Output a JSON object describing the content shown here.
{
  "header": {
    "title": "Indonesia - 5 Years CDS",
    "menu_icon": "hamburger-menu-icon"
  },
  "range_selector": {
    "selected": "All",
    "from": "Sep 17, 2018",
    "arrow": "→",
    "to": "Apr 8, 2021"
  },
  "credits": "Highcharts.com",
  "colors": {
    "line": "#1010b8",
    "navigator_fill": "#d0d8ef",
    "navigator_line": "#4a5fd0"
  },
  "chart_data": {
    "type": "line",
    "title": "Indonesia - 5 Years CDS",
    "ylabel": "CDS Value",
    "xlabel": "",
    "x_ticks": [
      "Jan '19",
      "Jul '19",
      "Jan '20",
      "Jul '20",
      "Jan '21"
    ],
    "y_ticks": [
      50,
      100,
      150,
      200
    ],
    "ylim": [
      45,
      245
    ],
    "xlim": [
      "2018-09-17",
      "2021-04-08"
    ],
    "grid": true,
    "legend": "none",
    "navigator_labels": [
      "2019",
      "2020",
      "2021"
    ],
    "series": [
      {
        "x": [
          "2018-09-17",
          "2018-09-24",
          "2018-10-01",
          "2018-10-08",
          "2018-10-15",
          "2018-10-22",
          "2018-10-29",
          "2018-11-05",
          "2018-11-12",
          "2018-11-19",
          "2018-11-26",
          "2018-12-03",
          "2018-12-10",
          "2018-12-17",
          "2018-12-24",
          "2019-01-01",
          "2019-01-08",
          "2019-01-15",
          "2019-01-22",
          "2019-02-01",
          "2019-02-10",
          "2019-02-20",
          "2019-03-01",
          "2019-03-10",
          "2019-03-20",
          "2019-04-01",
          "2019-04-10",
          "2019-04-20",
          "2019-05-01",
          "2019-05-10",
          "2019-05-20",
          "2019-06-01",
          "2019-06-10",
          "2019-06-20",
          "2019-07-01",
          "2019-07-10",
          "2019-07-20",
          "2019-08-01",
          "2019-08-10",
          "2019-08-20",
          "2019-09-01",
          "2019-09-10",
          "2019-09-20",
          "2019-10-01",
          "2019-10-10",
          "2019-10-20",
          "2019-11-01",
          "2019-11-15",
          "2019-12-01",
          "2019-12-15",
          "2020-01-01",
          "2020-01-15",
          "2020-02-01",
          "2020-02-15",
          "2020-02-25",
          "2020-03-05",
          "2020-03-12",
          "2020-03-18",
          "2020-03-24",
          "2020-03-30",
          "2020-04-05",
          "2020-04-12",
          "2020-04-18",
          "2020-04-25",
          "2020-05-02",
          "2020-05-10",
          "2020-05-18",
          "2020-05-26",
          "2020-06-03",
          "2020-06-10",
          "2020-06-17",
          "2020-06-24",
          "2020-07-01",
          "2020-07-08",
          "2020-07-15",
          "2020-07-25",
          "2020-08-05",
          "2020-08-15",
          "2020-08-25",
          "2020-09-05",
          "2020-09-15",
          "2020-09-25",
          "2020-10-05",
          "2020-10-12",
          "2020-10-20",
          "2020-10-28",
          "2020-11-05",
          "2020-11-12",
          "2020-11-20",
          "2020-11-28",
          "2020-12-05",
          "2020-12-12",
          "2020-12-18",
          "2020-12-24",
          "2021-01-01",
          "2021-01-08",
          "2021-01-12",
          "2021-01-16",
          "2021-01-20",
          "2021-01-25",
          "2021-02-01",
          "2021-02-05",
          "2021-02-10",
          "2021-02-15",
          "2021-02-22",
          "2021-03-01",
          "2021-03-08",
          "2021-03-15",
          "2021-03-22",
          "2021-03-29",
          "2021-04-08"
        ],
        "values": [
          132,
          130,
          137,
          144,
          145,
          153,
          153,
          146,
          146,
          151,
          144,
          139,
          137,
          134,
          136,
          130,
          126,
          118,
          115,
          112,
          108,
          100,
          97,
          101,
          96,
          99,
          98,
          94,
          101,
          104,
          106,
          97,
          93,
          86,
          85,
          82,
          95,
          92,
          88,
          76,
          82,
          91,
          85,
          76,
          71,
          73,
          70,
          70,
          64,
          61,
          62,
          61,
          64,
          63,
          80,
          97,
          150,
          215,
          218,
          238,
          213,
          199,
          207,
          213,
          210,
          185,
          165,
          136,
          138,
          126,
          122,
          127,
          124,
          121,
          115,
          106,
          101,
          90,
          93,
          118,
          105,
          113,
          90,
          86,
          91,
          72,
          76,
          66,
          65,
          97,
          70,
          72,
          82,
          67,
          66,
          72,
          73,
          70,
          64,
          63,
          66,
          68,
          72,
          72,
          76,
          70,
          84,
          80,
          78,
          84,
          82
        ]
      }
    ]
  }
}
========
(SHORT EXERCISE):
Every record shown above must be echoed exactly.

(FINAL RESULT):
Output a JSON object describing the content shown here.
{
  "header": {
    "title": "Indonesia - 5 Years CDS",
    "menu_icon": "hamburger-menu-icon"
  },
  "range_selector": {
    "selected": "All",
    "from": "Sep 17, 2018",
    "arrow": "→",
    "to": "Apr 8, 2021"
  },
  "credits": "Highcharts.com",
  "colors": {
    "line": "#1010b8",
    "navigator_fill": "#d0d8ef",
    "navigator_line": "#4a5fd0"
  },
  "chart_data": {
    "type": "line",
    "title": "Indonesia - 5 Years CDS",
    "ylabel": "CDS Value",
    "xlabel": "",
    "x_ticks": [
      "Jan '19",
      "Jul '19",
      "Jan '20",
      "Jul '20",
      "Jan '21"
    ],
    "y_ticks": [
      50,
      100,
      150,
      200
    ],
    "ylim": [
      45,
      245
    ],
    "xlim": [
      "2018-09-17",
      "2021-04-08"
    ],
    "grid": true,
    "legend": "none",
    "navigator_labels": [
      "2019",
      "2020",
      "2021"
    ],
    "series": [
      {
        "x": [
          "2018-09-17",
          "2018-09-24",
          "2018-10-01",
          "2018-10-08",
          "2018-10-15",
          "2018-10-22",
          "2018-10-29",
          "2018-11-05",
          "2018-11-12",
          "2018-11-19",
          "2018-11-26",
          "2018-12-03",
          "2018-12-10",
          "2018-12-17",
          "2018-12-24",
          "2019-01-01",
          "2019-01-08",
          "2019-01-15",
          "2019-01-22",
          "2019-02-01",
          "2019-02-10",
          "2019-02-20",
          "2019-03-01",
          "2019-03-10",
          "2019-03-20",
          "2019-04-01",
          "2019-04-10",
          "2019-04-20",
          "2019-05-01",
          "2019-05-10",
          "2019-05-20",
          "2019-06-01",
          "2019-06-10",
          "2019-06-20",
          "2019-07-01",
          "2019-07-10",
          "2019-07-20",
          "2019-08-01",
          "2019-08-10",
          "2019-08-20",
          "2019-09-01",
          "2019-09-10",
          "2019-09-20",
          "2019-10-01",
          "2019-10-10",
          "2019-10-20",
          "2019-11-01",
          "2019-11-15",
          "2019-12-01",
          "2019-12-15",
          "2020-01-01",
          "2020-01-15",
          "2020-02-01",
          "2020-02-15",
          "2020-02-25",
          "2020-03-05",
          "2020-03-12",
          "2020-03-18",
          "2020-03-24",
          "2020-03-30",
          "2020-04-05",
          "2020-04-12",
          "2020-04-18",
          "2020-04-25",
          "2020-05-02",
          "2020-05-10",
          "2020-05-18",
          "2020-05-26",
          "2020-06-03",
          "2020-06-10",
          "2020-06-17",
          "2020-06-24",
          "2020-07-01",
          "2020-07-08",
          "2020-07-15",
          "2020-07-25",
          "2020-08-05",
          "2020-08-15",
          "2020-08-25",
          "2020-09-05",
          "2020-09-15",
          "2020-09-25",
          "2020-10-05",
          "2020-10-12",
          "2020-10-20",
          "2020-10-28",
          "2020-11-05",
          "2020-11-12",
          "2020-11-20",
          "2020-11-28",
          "2020-12-05",
          "2020-12-12",
          "2020-12-18",
          "2020-12-24",
          "2021-01-01",
          "2021-01-08",
          "2021-01-12",
          "2021-01-16",
          "2021-01-20",
          "2021-01-25",
          "2021-02-01",
          "2021-02-05",
          "2021-02-10",
          "2021-02-15",
          "2021-02-22",
          "2021-03-01",
          "2021-03-08",
          "2021-03-15",
          "2021-03-22",
          "2021-03-29",
          "2021-04-08"
        ],
        "values": [
          132,
          130,
          137,
          144,
          145,
          153,
          153,
          146,
          146,
          151,
          144,
          139,
          137,
          134,
          136,
          130,
          126,
          118,
          115,
          112,
          108,
          100,
          97,
          101,
          96,
          99,
          98,
          94,
          101,
          104,
          106,
          97,
          93,
          86,
          85,
          82,
          95,
          92,
          88,
          76,
          82,
          91,
          85,
          76,
          71,
          73,
          70,
          70,
          64,
          61,
          62,
          61,
          64,
          63,
          80,
          97,
          150,
          215,
          218,
          238,
          213,
          199,
          207,
          213,
          210,
          185,
          165,
          136,
          138,
          126,
          122,
          127,
          124,
          121,
          115,
          106,
          101,
          90,
          93,
          118,
          105,
          113,
          90,
          86,
          91,
          72,
          76,
          66,
          65,
          97,
          70,
          72,
          82,
          67,
          66,
          72,
          73,
          70,
          64,
          63,
          66,
          68,
          72,
          72,
          76,
          70,
          84,
          80,
          78,
          84,
          82
        ]
      }
    ]
  }
}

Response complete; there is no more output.